PROBLEM DETAILS:
Each line holding the word "plan" counts once; give the total and nothing more.

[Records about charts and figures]
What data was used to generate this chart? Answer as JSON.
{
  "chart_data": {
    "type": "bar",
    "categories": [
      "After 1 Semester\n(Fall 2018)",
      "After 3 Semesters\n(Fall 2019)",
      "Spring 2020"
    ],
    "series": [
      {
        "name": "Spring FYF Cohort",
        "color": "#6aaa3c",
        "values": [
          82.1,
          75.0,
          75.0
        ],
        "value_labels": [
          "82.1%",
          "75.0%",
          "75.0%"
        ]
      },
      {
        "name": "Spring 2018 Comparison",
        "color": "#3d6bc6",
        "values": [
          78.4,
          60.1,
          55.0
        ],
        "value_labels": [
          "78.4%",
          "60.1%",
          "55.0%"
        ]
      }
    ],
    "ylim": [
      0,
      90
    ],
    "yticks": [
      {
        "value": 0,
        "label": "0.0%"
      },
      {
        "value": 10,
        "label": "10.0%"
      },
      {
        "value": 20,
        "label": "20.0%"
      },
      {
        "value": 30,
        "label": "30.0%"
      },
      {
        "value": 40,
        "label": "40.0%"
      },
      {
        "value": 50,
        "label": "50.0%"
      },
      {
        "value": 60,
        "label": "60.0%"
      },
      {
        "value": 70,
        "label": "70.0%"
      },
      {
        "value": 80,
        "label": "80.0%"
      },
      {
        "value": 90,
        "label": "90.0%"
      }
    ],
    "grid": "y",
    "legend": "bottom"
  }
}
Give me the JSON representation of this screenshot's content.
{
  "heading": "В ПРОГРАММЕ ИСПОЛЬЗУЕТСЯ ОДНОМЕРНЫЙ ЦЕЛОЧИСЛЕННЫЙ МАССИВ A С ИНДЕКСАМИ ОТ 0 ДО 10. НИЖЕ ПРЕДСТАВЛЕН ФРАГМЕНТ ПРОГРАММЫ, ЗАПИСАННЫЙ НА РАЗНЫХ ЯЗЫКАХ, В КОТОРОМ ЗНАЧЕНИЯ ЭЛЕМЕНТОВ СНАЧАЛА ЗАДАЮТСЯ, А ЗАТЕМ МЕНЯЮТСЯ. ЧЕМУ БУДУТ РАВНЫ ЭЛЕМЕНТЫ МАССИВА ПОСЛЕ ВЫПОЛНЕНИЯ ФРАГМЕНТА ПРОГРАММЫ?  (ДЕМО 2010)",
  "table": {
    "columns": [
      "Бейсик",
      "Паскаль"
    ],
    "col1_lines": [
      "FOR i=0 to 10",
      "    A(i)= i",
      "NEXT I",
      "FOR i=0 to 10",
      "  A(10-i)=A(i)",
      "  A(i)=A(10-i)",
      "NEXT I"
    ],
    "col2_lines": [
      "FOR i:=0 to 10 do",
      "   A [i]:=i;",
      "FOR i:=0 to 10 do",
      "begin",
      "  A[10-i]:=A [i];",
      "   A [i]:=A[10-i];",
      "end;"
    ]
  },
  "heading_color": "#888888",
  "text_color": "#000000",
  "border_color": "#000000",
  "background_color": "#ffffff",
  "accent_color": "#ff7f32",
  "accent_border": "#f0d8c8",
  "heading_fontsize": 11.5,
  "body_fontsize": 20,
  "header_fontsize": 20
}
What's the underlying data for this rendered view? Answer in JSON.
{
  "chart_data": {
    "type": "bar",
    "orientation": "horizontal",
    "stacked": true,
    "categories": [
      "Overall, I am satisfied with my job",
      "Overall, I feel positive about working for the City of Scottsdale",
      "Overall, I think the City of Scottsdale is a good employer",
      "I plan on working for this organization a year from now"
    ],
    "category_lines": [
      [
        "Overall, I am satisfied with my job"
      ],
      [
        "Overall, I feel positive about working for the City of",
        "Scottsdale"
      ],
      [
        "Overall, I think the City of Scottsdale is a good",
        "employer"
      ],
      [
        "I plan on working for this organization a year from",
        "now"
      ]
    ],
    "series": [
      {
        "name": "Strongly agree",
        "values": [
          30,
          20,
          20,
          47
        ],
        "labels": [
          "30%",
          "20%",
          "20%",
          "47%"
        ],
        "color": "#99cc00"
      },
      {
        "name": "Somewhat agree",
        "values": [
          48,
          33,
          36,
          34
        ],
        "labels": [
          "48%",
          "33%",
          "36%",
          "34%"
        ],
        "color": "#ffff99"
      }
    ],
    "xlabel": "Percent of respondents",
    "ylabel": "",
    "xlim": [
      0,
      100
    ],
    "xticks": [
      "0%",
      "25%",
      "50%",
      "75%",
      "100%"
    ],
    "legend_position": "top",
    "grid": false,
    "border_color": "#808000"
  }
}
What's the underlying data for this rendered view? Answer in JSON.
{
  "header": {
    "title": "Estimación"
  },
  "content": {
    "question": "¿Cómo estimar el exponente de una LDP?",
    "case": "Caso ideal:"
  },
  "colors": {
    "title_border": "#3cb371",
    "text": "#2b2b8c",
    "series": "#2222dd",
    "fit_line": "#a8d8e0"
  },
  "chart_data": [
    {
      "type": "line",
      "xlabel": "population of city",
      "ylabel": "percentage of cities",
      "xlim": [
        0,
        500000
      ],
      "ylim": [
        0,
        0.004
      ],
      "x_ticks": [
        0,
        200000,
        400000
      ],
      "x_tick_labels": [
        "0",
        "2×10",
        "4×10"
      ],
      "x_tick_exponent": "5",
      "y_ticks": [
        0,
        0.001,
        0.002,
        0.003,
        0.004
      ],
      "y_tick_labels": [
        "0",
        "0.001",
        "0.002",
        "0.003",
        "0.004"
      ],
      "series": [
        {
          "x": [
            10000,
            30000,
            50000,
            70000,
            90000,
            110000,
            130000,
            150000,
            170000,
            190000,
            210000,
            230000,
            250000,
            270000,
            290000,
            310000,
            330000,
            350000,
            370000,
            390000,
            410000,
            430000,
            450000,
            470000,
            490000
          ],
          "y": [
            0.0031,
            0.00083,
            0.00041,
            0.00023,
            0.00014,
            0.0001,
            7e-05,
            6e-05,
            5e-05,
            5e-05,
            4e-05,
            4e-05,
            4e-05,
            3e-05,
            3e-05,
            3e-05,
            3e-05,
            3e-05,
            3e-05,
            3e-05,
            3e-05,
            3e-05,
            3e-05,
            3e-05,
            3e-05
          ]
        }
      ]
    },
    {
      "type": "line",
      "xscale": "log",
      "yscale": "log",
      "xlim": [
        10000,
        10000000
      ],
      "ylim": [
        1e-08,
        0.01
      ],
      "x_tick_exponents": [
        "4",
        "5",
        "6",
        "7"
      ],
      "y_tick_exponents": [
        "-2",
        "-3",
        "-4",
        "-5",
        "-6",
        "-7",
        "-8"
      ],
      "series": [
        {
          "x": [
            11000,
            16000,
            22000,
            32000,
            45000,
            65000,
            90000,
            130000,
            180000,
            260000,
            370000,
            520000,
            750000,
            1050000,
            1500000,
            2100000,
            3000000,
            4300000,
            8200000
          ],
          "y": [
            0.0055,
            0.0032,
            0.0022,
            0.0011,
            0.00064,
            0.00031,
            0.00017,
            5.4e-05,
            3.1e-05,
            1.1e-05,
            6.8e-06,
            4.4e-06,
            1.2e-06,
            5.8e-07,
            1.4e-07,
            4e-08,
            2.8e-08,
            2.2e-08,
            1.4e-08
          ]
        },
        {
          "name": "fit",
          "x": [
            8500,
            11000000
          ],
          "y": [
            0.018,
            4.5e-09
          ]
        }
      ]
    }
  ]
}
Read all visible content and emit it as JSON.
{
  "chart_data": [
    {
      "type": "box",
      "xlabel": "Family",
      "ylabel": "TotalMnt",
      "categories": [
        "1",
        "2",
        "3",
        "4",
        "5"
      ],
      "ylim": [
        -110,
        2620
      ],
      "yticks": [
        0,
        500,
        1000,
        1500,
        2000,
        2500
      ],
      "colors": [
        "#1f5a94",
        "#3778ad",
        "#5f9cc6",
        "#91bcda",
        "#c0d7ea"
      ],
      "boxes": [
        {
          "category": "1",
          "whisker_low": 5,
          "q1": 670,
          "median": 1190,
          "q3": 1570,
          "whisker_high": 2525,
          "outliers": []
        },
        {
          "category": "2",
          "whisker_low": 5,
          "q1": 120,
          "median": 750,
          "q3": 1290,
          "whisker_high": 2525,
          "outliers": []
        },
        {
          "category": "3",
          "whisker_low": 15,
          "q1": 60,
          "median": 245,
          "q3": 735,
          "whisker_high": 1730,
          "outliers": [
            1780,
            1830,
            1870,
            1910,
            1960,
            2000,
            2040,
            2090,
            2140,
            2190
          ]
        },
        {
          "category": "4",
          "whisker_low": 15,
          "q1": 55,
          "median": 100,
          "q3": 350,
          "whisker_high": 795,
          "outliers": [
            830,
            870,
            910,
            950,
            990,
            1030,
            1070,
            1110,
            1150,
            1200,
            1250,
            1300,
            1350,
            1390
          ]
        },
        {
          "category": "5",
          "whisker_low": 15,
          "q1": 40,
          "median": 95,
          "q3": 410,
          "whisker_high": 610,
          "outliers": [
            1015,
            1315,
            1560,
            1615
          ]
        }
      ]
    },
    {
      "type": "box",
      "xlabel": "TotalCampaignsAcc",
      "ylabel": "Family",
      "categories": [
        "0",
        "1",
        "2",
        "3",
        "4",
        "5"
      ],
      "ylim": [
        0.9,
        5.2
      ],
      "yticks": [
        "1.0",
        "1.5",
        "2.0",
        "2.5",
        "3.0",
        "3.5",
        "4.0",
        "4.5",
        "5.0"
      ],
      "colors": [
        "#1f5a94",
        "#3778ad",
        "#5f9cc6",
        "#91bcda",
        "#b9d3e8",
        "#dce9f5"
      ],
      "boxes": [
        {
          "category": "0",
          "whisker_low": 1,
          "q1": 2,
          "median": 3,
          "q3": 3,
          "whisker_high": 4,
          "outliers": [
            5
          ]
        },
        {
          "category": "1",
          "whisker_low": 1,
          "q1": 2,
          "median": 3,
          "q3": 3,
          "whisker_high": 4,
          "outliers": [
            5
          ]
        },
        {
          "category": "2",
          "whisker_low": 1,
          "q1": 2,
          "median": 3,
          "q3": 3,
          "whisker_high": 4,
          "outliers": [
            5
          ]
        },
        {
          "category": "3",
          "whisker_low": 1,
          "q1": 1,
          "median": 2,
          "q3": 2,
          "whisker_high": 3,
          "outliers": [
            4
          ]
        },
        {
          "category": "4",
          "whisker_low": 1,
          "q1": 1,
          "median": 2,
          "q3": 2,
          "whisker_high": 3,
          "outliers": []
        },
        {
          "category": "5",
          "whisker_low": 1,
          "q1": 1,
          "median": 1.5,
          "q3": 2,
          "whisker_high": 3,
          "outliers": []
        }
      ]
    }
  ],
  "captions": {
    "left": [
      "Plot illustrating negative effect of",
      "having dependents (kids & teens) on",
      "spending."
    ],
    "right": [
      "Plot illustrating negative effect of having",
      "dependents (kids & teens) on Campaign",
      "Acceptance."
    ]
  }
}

ANSWER IN FULL:
2